TASK TO COMPLETE>
Copy out each line of the material below with no changes.

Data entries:
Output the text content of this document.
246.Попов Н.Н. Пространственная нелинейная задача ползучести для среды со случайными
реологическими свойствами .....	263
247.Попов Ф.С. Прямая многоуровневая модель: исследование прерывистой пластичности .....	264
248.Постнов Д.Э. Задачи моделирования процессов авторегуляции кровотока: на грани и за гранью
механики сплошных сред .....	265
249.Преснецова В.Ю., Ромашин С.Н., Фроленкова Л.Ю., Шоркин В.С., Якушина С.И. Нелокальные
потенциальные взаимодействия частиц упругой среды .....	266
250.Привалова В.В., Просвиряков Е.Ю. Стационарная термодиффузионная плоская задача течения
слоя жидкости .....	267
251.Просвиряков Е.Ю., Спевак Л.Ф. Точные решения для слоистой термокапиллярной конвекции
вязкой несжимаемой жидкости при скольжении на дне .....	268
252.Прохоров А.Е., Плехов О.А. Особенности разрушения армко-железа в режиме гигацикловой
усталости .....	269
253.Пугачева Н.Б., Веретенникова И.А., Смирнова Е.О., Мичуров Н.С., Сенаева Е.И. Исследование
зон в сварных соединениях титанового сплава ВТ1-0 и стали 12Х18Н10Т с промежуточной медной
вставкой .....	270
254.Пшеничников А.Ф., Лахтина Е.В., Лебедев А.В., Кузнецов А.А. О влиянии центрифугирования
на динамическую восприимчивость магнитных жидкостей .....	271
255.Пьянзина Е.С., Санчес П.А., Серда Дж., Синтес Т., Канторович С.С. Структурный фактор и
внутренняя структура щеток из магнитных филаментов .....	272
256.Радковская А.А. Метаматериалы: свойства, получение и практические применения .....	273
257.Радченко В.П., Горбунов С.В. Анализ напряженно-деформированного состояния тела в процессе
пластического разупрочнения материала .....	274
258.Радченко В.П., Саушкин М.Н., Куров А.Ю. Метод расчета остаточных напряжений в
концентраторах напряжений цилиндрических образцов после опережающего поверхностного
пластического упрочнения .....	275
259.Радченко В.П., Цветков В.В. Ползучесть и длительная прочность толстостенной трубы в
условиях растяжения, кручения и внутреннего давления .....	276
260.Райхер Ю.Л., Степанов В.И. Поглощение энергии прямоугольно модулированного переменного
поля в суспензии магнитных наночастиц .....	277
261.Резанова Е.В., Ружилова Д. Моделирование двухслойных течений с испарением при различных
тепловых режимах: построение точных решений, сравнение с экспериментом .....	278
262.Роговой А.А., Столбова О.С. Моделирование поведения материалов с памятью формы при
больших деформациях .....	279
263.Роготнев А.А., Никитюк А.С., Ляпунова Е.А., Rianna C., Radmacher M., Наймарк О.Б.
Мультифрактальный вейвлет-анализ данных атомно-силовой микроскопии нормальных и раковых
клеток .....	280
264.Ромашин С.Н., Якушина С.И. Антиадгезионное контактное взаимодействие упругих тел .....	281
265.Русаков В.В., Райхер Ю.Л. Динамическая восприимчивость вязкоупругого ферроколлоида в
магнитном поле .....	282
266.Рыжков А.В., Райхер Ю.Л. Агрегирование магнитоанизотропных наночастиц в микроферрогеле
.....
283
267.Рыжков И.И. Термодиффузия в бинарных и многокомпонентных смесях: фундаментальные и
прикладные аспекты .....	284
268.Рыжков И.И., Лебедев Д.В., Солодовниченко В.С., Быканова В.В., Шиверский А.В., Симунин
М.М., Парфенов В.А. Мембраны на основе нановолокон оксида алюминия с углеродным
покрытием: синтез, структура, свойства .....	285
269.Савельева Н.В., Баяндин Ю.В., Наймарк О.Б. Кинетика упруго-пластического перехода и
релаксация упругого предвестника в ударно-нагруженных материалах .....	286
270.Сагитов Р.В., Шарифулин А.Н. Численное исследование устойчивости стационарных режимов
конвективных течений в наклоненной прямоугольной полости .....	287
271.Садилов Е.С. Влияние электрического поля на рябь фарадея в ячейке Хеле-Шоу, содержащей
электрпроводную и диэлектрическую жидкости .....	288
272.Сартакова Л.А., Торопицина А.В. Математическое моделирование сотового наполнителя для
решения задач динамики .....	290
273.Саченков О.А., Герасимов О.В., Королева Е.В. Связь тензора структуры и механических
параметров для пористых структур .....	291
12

SOLVED PROBLEM>
Output the text content of this document.
246.Попов Н.Н. Пространственная нелинейная задача ползучести для среды со случайными
реологическими свойствами .....	263
247.Попов Ф.С. Прямая многоуровневая модель: исследование прерывистой пластичности .....	264
248.Постнов Д.Э. Задачи моделирования процессов авторегуляции кровотока: на грани и за гранью
механики сплошных сред .....	265
249.Преснецова В.Ю., Ромашин С.Н., Фроленкова Л.Ю., Шоркин В.С., Якушина С.И. Нелокальные
потенциальные взаимодействия частиц упругой среды .....	266
250.Привалова В.В., Просвиряков Е.Ю. Стационарная термодиффузионная плоская задача течения
слоя жидкости .....	267
251.Просвиряков Е.Ю., Спевак Л.Ф. Точные решения для слоистой термокапиллярной конвекции
вязкой несжимаемой жидкости при скольжении на дне .....	268
252.Прохоров А.Е., Плехов О.А. Особенности разрушения армко-железа в режиме гигацикловой
усталости .....	269
253.Пугачева Н.Б., Веретенникова И.А., Смирнова Е.О., Мичуров Н.С., Сенаева Е.И. Исследование
зон в сварных соединениях титанового сплава ВТ1-0 и стали 12Х18Н10Т с промежуточной медной
вставкой .....	270
254.Пшеничников А.Ф., Лахтина Е.В., Лебедев А.В., Кузнецов А.А. О влиянии центрифугирования
на динамическую восприимчивость магнитных жидкостей .....	271
255.Пьянзина Е.С., Санчес П.А., Серда Дж., Синтес Т., Канторович С.С. Структурный фактор и
внутренняя структура щеток из магнитных филаментов .....	272
256.Радковская А.А. Метаматериалы: свойства, получение и практические применения .....	273
257.Радченко В.П., Горбунов С.В. Анализ напряженно-деформированного состояния тела в процессе
пластического разупрочнения материала .....	274
258.Радченко В.П., Саушкин М.Н., Куров А.Ю. Метод расчета остаточных напряжений в
концентраторах напряжений цилиндрических образцов после опережающего поверхностного
пластического упрочнения .....	275
259.Радченко В.П., Цветков В.В. Ползучесть и длительная прочность толстостенной трубы в
условиях растяжения, кручения и внутреннего давления .....	276
260.Райхер Ю.Л., Степанов В.И. Поглощение энергии прямоугольно модулированного переменного
поля в суспензии магнитных наночастиц .....	277
261.Резанова Е.В., Ружилова Д. Моделирование двухслойных течений с испарением при различных
тепловых режимах: построение точных решений, сравнение с экспериментом .....	278
262.Роговой А.А., Столбова О.С. Моделирование поведения материалов с памятью формы при
больших деформациях .....	279
263.Роготнев А.А., Никитюк А.С., Ляпунова Е.А., Rianna C., Radmacher M., Наймарк О.Б.
Мультифрактальный вейвлет-анализ данных атомно-силовой микроскопии нормальных и раковых
клеток .....	280
264.Ромашин С.Н., Якушина С.И. Антиадгезионное контактное взаимодействие упругих тел .....	281
265.Русаков В.В., Райхер Ю.Л. Динамическая восприимчивость вязкоупругого ферроколлоида в
магнитном поле .....	282
266.Рыжков А.В., Райхер Ю.Л. Агрегирование магнитоанизотропных наночастиц в микроферрогеле
.....
283
267.Рыжков И.И. Термодиффузия в бинарных и многокомпонентных смесях: фундаментальные и
прикладные аспекты .....	284
268.Рыжков И.И., Лебедев Д.В., Солодовниченко В.С., Быканова В.В., Шиверский А.В., Симунин
М.М., Парфенов В.А. Мембраны на основе нановолокон оксида алюминия с углеродным
покрытием: синтез, структура, свойства .....	285
269.Савельева Н.В., Баяндин Ю.В., Наймарк О.Б. Кинетика упруго-пластического перехода и
релаксация упругого предвестника в ударно-нагруженных материалах .....	286
270.Сагитов Р.В., Шарифулин А.Н. Численное исследование устойчивости стационарных режимов
конвективных течений в наклоненной прямоугольной полости .....	287
271.Садилов Е.С. Влияние электрического поля на рябь фарадея в ячейке Хеле-Шоу, содержащей
электрпроводную и диэлектрическую жидкости .....	288
272.Сартакова Л.А., Торопицина А.В. Математическое моделирование сотового наполнителя для
решения задач динамики .....	290
273.Саченков О.А., Герасимов О.В., Королева Е.В. Связь тензора структуры и механических
параметров для пористых структур .....	291
12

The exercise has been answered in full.